====== Supplied material

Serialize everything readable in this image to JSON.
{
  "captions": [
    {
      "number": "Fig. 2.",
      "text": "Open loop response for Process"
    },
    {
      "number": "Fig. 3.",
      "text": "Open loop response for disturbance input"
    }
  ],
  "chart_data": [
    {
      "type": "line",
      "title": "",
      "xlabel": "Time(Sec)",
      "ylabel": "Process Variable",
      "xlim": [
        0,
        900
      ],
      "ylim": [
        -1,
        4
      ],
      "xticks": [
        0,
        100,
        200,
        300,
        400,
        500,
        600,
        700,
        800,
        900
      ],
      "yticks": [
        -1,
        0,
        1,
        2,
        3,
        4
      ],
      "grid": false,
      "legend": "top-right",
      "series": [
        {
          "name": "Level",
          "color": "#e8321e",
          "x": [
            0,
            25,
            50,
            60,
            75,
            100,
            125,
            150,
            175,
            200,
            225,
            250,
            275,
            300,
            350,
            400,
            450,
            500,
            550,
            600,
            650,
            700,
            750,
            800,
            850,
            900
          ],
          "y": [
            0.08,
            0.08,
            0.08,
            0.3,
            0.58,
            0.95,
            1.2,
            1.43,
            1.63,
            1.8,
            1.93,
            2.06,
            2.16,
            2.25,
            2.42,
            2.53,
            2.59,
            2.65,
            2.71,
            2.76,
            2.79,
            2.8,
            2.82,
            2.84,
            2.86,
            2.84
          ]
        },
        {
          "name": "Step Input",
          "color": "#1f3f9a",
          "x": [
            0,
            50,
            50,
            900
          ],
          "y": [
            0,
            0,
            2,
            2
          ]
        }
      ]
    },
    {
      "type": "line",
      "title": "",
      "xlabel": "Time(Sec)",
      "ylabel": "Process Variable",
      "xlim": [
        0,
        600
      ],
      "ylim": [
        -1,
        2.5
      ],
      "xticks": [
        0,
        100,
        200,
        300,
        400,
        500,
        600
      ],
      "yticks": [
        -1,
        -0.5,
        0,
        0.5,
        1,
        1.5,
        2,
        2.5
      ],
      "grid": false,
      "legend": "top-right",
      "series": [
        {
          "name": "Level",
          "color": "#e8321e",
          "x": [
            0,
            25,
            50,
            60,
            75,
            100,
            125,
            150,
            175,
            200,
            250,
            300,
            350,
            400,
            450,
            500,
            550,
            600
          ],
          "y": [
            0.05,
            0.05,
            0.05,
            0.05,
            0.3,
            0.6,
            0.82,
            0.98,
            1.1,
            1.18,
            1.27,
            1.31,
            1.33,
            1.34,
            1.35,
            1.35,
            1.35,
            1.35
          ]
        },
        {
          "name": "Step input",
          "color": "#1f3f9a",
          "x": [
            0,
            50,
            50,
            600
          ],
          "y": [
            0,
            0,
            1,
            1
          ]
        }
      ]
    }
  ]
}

============

**Task**. Set down the entries verbatim, leaving none out.

**Response to the exercise**.
Serialize everything readable in this image to JSON.
{
  "captions": [
    {
      "number": "Fig. 2.",
      "text": "Open loop response for Process"
    },
    {
      "number": "Fig. 3.",
      "text": "Open loop response for disturbance input"
    }
  ],
  "chart_data": [
    {
      "type": "line",
      "title": "",
      "xlabel": "Time(Sec)",
      "ylabel": "Process Variable",
      "xlim": [
        0,
        900
      ],
      "ylim": [
        -1,
        4
      ],
      "xticks": [
        0,
        100,
        200,
        300,
        400,
        500,
        600,
        700,
        800,
        900
      ],
      "yticks": [
        -1,
        0,
        1,
        2,
        3,
        4
      ],
      "grid": false,
      "legend": "top-right",
      "series": [
        {
          "name": "Level",
          "color": "#e8321e",
          "x": [
            0,
            25,
            50,
            60,
            75,
            100,
            125,
            150,
            175,
            200,
            225,
            250,
            275,
            300,
            350,
            400,
            450,
            500,
            550,
            600,
            650,
            700,
            750,
            800,
            850,
            900
          ],
          "y": [
            0.08,
            0.08,
            0.08,
            0.3,
            0.58,
            0.95,
            1.2,
            1.43,
            1.63,
            1.8,
            1.93,
            2.06,
            2.16,
            2.25,
            2.42,
            2.53,
            2.59,
            2.65,
            2.71,
            2.76,
            2.79,
            2.8,
            2.82,
            2.84,
            2.86,
            2.84
          ]
        },
        {
          "name": "Step Input",
          "color": "#1f3f9a",
          "x": [
            0,
            50,
            50,
            900
          ],
          "y": [
            0,
            0,
            2,
            2
          ]
        }
      ]
    },
    {
      "type": "line",
      "title": "",
      "xlabel": "Time(Sec)",
      "ylabel": "Process Variable",
      "xlim": [
        0,
        600
      ],
      "ylim": [
        -1,
        2.5
      ],
      "xticks": [
        0,
        100,
        200,
        300,
        400,
        500,
        600
      ],
      "yticks": [
        -1,
        -0.5,
        0,
        0.5,
        1,
        1.5,
        2,
        2.5
      ],
      "grid": false,
      "legend": "top-right",
      "series": [
        {
          "name": "Level",
          "color": "#e8321e",
          "x": [
            0,
            25,
            50,
            60,
            75,
            100,
            125,
            150,
            175,
            200,
            250,
            300,
            350,
            400,
            450,
            500,
            550,
            600
          ],
          "y": [
            0.05,
            0.05,
            0.05,
            0.05,
            0.3,
            0.6,
            0.82,
            0.98,
            1.1,
            1.18,
            1.27,
            1.31,
            1.33,
            1.34,
            1.35,
            1.35,
            1.35,
            1.35
          ]
        },
        {
          "name": "Step input",
          "color": "#1f3f9a",
          "x": [
            0,
            50,
            50,
            600
          ],
          "y": [
            0,
            0,
            1,
            1
          ]
        }
      ]
    }
  ]
}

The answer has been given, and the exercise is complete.